Innovation and growth are inherently linked. Companies that build new businesses and develop new offerings, processes, or business models are better able to capture growth opportunities and hedge against disruption in a highly uncertain business environment.
This conclusion was forcefully reinforced in our recent survey of 1,039 companies around the world. The largest share of respondents identified the ability to innovate as the most important strategic factor for generating growth over the coming 12 months (Exhibit 1).
While we found some variation by industry, innovation capabilities were consistently among the top three growth levers. In sectors undergoing significant disruption—energy, for example, where supply disruptions and large investments in sustainability require companies to evolve their businesses—innovation is particularly important. But even in industries where the evolution of business models is a less urgent need, such as retail, nearly a third of the respondents identified innovation as a top three source of competitive advantage.
What distinguishes top economic performers from the broader group, however, is their comprehensive approach to innovation and growth—both within and outside their current industries or geographies (Exhibit 2). In our survey, top performers cited innovating new offerings as their number-one investment priority for accelerating growth over the next 12 months. They were also more than 63 percent more likely to innovate at scale by building or acquiring new businesses outside their current industries and 50 percent more likely to expand geographically compared with their lower-performing peers.
Innovation spurs growth within and beyond the core
On average, 80 percent of corporate growth comes from within a company’s core industry, and innovation is critical to that growth. While overall industry momentum and commercial levers such as pricing and marketing are critical, the next two largest factors, noted by 38 and 34 percent of our survey respondents, respectively, are innovation of new offerings within the core business and expanding into new regions (Exhibit 3).

**MATERIAL**
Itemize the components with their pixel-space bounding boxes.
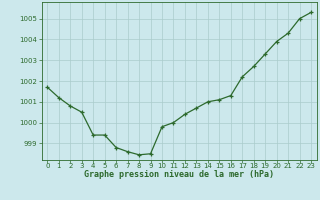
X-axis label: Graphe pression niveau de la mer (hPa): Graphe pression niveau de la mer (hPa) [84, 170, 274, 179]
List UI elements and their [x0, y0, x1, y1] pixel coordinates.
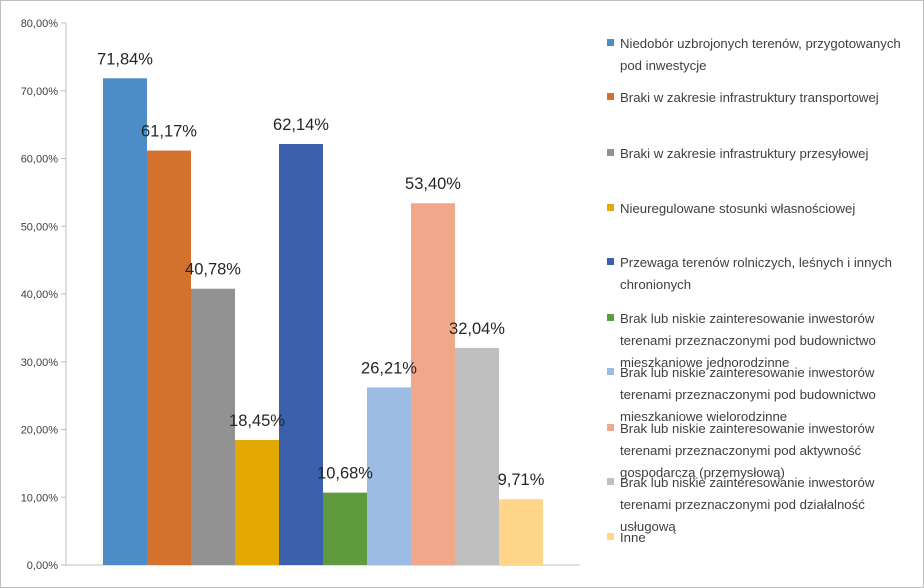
* * *
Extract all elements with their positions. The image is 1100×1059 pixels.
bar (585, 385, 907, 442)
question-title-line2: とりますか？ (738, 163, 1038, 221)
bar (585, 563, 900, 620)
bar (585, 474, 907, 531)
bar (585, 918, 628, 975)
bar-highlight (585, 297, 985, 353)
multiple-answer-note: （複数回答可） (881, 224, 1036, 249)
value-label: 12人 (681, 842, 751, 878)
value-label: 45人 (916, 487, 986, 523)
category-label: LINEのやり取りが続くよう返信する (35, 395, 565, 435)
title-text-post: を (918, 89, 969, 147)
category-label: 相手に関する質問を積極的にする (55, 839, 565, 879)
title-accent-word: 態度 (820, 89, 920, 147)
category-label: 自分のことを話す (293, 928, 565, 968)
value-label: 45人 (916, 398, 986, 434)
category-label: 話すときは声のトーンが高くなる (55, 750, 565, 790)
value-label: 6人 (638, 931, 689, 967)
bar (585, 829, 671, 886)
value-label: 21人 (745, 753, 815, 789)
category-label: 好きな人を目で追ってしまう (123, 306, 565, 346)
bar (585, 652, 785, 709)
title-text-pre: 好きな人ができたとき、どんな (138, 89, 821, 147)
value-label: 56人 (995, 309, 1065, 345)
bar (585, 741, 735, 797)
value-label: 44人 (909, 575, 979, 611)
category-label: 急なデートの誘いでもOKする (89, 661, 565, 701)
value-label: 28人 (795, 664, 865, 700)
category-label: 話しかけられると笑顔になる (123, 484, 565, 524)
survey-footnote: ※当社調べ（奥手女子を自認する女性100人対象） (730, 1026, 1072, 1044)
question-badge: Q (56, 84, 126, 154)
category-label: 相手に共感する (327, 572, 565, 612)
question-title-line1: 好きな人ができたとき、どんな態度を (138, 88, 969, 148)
* * *
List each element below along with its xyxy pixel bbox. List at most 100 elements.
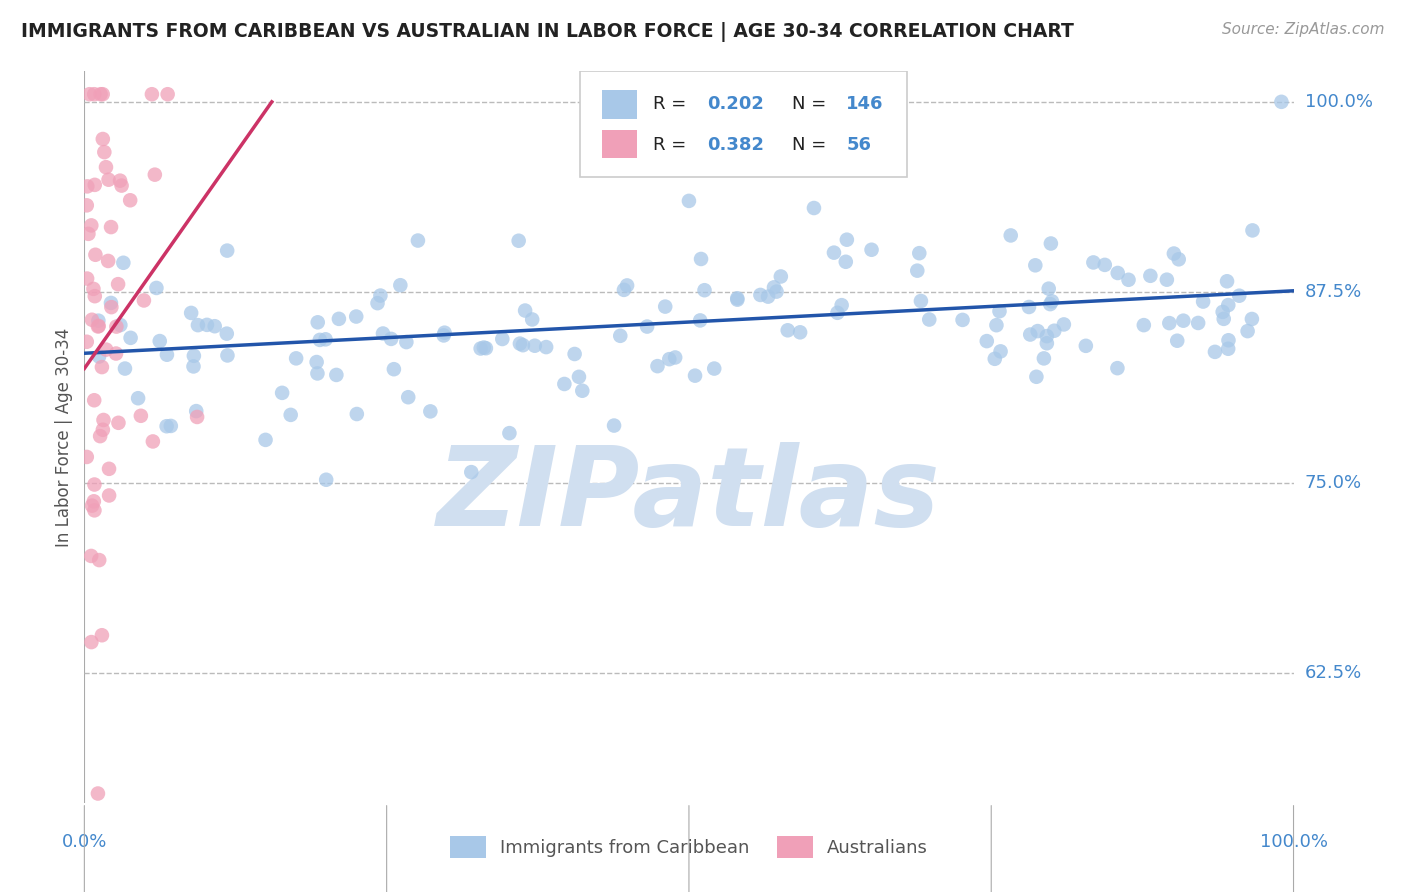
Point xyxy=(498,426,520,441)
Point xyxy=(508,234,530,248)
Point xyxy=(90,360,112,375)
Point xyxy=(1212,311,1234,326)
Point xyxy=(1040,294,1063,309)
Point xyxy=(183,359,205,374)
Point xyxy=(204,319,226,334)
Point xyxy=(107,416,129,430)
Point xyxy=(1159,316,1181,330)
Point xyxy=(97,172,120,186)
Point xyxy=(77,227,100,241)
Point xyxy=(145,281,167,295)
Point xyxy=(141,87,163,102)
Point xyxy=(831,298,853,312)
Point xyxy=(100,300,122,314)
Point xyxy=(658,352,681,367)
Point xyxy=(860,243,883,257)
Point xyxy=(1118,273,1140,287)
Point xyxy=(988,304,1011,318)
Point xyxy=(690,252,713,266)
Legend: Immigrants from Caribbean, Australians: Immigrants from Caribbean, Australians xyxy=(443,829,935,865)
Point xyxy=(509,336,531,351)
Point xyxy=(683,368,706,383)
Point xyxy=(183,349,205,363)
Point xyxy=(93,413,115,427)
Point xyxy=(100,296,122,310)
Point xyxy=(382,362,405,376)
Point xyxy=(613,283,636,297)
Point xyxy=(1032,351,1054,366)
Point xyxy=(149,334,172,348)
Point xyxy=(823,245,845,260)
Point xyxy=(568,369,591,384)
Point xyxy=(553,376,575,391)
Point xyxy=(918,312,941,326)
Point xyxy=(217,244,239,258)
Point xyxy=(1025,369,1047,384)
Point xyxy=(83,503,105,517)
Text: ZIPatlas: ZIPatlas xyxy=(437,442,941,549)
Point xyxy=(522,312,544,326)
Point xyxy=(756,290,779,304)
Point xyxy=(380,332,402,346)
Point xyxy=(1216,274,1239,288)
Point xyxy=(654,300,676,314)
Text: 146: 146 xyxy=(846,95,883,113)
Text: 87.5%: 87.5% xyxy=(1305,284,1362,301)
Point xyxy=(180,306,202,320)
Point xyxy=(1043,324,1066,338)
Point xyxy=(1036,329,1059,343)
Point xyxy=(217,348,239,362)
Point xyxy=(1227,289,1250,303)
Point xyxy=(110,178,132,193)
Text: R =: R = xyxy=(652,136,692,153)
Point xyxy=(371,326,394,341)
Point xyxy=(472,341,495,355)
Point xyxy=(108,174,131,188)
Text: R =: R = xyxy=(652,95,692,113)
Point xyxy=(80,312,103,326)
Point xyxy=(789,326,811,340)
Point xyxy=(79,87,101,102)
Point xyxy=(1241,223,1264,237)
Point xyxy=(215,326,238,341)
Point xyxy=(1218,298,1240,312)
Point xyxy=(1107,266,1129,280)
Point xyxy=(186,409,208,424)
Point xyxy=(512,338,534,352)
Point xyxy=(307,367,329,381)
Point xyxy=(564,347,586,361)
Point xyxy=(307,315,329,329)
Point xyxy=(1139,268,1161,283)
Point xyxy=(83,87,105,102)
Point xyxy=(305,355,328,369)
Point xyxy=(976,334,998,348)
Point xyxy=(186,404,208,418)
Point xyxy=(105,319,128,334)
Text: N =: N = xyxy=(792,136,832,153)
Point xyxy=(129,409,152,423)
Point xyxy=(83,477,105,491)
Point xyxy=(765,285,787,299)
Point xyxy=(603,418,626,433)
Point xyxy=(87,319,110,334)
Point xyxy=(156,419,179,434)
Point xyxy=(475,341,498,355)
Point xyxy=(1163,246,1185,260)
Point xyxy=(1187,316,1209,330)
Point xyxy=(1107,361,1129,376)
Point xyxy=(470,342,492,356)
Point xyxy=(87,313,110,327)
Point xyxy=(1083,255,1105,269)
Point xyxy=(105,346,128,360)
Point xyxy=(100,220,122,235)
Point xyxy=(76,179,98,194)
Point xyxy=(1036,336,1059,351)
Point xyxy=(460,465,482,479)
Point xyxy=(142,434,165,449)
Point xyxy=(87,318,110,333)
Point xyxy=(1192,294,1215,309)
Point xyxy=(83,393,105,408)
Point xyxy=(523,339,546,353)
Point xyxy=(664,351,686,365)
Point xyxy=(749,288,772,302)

**TASK INSTRUCTIONS**
A) Print the text on innovation and growth from "While we found" to "of competitive advantage.".
B) In the text on innovation and growth, how many companies took part in the recent survey?
C) For each statement, say whether it agrees with the text on innovation and growth, and quote the words that decide it. (i) Top performers named innovating new offerings as their number-one investment priority for accelerating growth. (ii) On average, half of corporate growth comes from within a company's core industry. (iii) In retail, nearly a third of respondents identified innovation as a top three source of competitive advantage.
Rely only on the text on innovation and growth.

**LIST OF SOLUTIONS**
A)
While we found some variation by industry, innovation capabilities were consistently among the top three growth levers. In sectors undergoing significant disruption—energy, for example, where supply disruptions and large investments in sustainability require companies to evolve their businesses—innovation is particularly important. But even in industries where the evolution of business models is a less urgent need, such as retail, nearly a third of the respondents identified innovation as a top three source of competitive advantage.

B) 1,039 companies around the world.

C)
(i) Yes: "top performers cited innovating new offerings as their number-one investment priority for accelerating growth over the next 12 months"
(ii) No: "On average, 80 percent of corporate growth comes from within a company’s core industry"
(iii) Yes: "such as retail, nearly a third of the respondents identified innovation as a top three source of competitive advantage"